### Set task
Print out each record below, unaltered and complete, without its images.

*-*-*

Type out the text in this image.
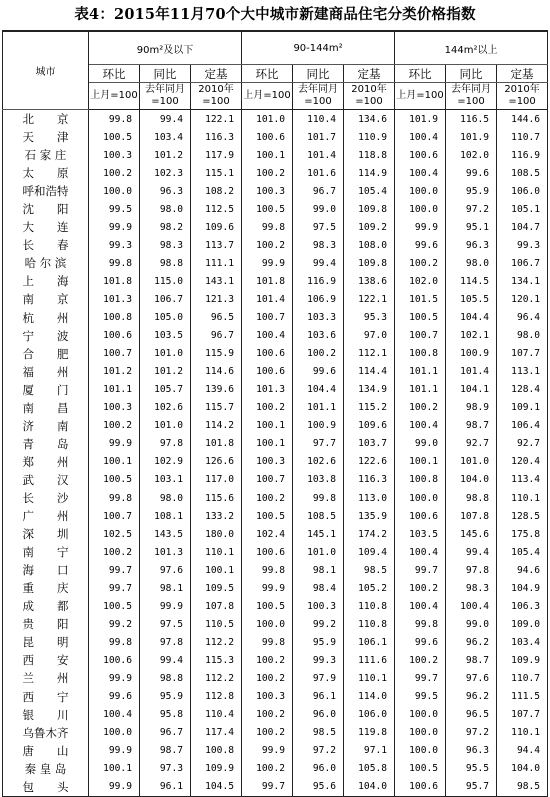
表4：2015年11月70个大中城市新建商品住宅分类价格指数
城市	90m²及以下			90-144m²			144m²以上		
	环比	同比	定基	环比	同比	定基	环比	同比	定基
	上月=100	去年同月=100	2010年=100	上月=100	去年同月=100	2010年=100	上月=100	去年同月=100	2010年=100
北　　京	99.8	99.4	122.1	101.0	110.4	134.6	101.9	116.5	144.6
天　　津	100.5	103.4	116.3	100.6	101.7	110.9	100.4	101.9	110.7
石 家 庄	100.3	101.2	117.9	100.1	101.4	118.8	100.6	102.0	116.9
太　　原	100.2	102.3	115.1	100.2	101.6	114.9	100.4	99.6	108.5
呼和浩特	100.0	96.3	108.2	100.3	96.7	105.4	100.0	95.9	106.0
沈　　阳	99.5	98.0	112.5	100.5	99.0	109.8	100.0	97.2	105.1
大　　连	99.9	98.2	109.6	99.8	97.5	109.2	99.9	95.1	104.7
长　　春	99.3	98.3	113.7	100.2	98.3	108.0	99.6	96.3	99.3
哈 尔 滨	99.8	98.8	111.1	99.9	99.4	109.8	100.2	98.0	106.7
上　　海	101.8	115.0	143.1	101.8	116.9	138.6	102.0	114.5	134.1
南　　京	101.3	106.7	121.3	101.4	106.9	122.1	101.5	105.5	120.1
杭　　州	100.8	105.0	96.5	100.7	103.3	95.3	100.5	104.4	96.4
宁　　波	100.6	103.5	96.7	100.4	103.6	97.0	100.7	102.1	98.0
合　　肥	100.7	101.0	115.9	100.6	100.2	112.1	100.8	100.9	107.7
福　　州	101.2	101.2	114.6	100.6	99.6	114.4	101.1	101.4	113.1
厦　　门	101.1	105.7	139.6	101.3	104.4	134.9	101.1	104.1	128.4
南　　昌	100.3	102.6	115.7	100.2	101.1	115.2	100.2	98.9	109.1
济　　南	100.2	101.0	114.2	100.1	100.9	109.6	100.4	98.7	106.4
青　　岛	99.9	97.8	101.8	100.1	97.7	103.7	99.0	92.7	92.7
郑　　州	100.1	102.9	126.6	100.3	102.6	122.6	100.1	101.0	120.4
武　　汉	100.5	103.1	117.0	100.7	103.8	116.3	100.8	104.0	113.4
长　　沙	99.8	98.0	115.6	100.2	99.8	113.0	100.0	98.8	110.1
广　　州	100.7	108.1	133.2	100.5	108.5	135.9	100.6	107.8	128.5
深　　圳	102.5	143.5	180.0	102.4	145.1	174.2	103.5	145.6	175.8
南　　宁	100.2	101.3	110.1	100.6	101.0	109.4	100.4	99.4	105.4
海　　口	99.7	97.6	100.1	99.8	98.1	98.5	99.7	97.8	94.6
重　　庆	99.7	98.1	109.5	99.9	98.4	105.2	100.2	98.3	104.9
成　　都	100.5	99.9	107.8	100.5	100.3	110.8	100.4	100.4	106.3
贵　　阳	99.2	97.5	110.5	100.0	99.2	110.8	99.8	99.0	109.0
昆　　明	99.8	97.8	112.2	99.8	95.9	106.1	99.6	96.2	103.4
西　　安	100.6	99.4	115.3	100.2	99.3	111.6	100.2	98.7	109.9
兰　　州	99.9	98.8	112.2	100.2	97.9	110.1	99.7	97.6	110.7
西　　宁	99.6	95.9	112.8	100.3	96.1	114.0	99.5	96.2	111.5
银　　川	100.4	95.8	110.4	100.2	96.0	106.0	100.0	96.5	107.7
乌鲁木齐	100.0	96.7	117.4	100.2	98.5	119.8	100.0	97.2	110.1
唐　　山	99.9	98.7	100.8	99.9	97.2	97.1	100.0	96.3	94.4
秦 皇 岛	100.1	97.3	109.9	100.2	96.0	105.8	100.5	95.5	104.0
包　　头	99.9	96.1	104.5	99.7	95.6	104.0	100.6	95.7	98.5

*-*-*

### Response for this exercise
Type out the text in this image.
表4：2015年11月70个大中城市新建商品住宅分类价格指数
城市	90m²及以下			90-144m²			144m²以上		
	环比	同比	定基	环比	同比	定基	环比	同比	定基
	上月=100	去年同月=100	2010年=100	上月=100	去年同月=100	2010年=100	上月=100	去年同月=100	2010年=100
北　　京	99.8	99.4	122.1	101.0	110.4	134.6	101.9	116.5	144.6
天　　津	100.5	103.4	116.3	100.6	101.7	110.9	100.4	101.9	110.7
石 家 庄	100.3	101.2	117.9	100.1	101.4	118.8	100.6	102.0	116.9
太　　原	100.2	102.3	115.1	100.2	101.6	114.9	100.4	99.6	108.5
呼和浩特	100.0	96.3	108.2	100.3	96.7	105.4	100.0	95.9	106.0
沈　　阳	99.5	98.0	112.5	100.5	99.0	109.8	100.0	97.2	105.1
大　　连	99.9	98.2	109.6	99.8	97.5	109.2	99.9	95.1	104.7
长　　春	99.3	98.3	113.7	100.2	98.3	108.0	99.6	96.3	99.3
哈 尔 滨	99.8	98.8	111.1	99.9	99.4	109.8	100.2	98.0	106.7
上　　海	101.8	115.0	143.1	101.8	116.9	138.6	102.0	114.5	134.1
南　　京	101.3	106.7	121.3	101.4	106.9	122.1	101.5	105.5	120.1
杭　　州	100.8	105.0	96.5	100.7	103.3	95.3	100.5	104.4	96.4
宁　　波	100.6	103.5	96.7	100.4	103.6	97.0	100.7	102.1	98.0
合　　肥	100.7	101.0	115.9	100.6	100.2	112.1	100.8	100.9	107.7
福　　州	101.2	101.2	114.6	100.6	99.6	114.4	101.1	101.4	113.1
厦　　门	101.1	105.7	139.6	101.3	104.4	134.9	101.1	104.1	128.4
南　　昌	100.3	102.6	115.7	100.2	101.1	115.2	100.2	98.9	109.1
济　　南	100.2	101.0	114.2	100.1	100.9	109.6	100.4	98.7	106.4
青　　岛	99.9	97.8	101.8	100.1	97.7	103.7	99.0	92.7	92.7
郑　　州	100.1	102.9	126.6	100.3	102.6	122.6	100.1	101.0	120.4
武　　汉	100.5	103.1	117.0	100.7	103.8	116.3	100.8	104.0	113.4
长　　沙	99.8	98.0	115.6	100.2	99.8	113.0	100.0	98.8	110.1
广　　州	100.7	108.1	133.2	100.5	108.5	135.9	100.6	107.8	128.5
深　　圳	102.5	143.5	180.0	102.4	145.1	174.2	103.5	145.6	175.8
南　　宁	100.2	101.3	110.1	100.6	101.0	109.4	100.4	99.4	105.4
海　　口	99.7	97.6	100.1	99.8	98.1	98.5	99.7	97.8	94.6
重　　庆	99.7	98.1	109.5	99.9	98.4	105.2	100.2	98.3	104.9
成　　都	100.5	99.9	107.8	100.5	100.3	110.8	100.4	100.4	106.3
贵　　阳	99.2	97.5	110.5	100.0	99.2	110.8	99.8	99.0	109.0
昆　　明	99.8	97.8	112.2	99.8	95.9	106.1	99.6	96.2	103.4
西　　安	100.6	99.4	115.3	100.2	99.3	111.6	100.2	98.7	109.9
兰　　州	99.9	98.8	112.2	100.2	97.9	110.1	99.7	97.6	110.7
西　　宁	99.6	95.9	112.8	100.3	96.1	114.0	99.5	96.2	111.5
银　　川	100.4	95.8	110.4	100.2	96.0	106.0	100.0	96.5	107.7
乌鲁木齐	100.0	96.7	117.4	100.2	98.5	119.8	100.0	97.2	110.1
唐　　山	99.9	98.7	100.8	99.9	97.2	97.1	100.0	96.3	94.4
秦 皇 岛	100.1	97.3	109.9	100.2	96.0	105.8	100.5	95.5	104.0
包　　头	99.9	96.1	104.5	99.7	95.6	104.0	100.6	95.7	98.5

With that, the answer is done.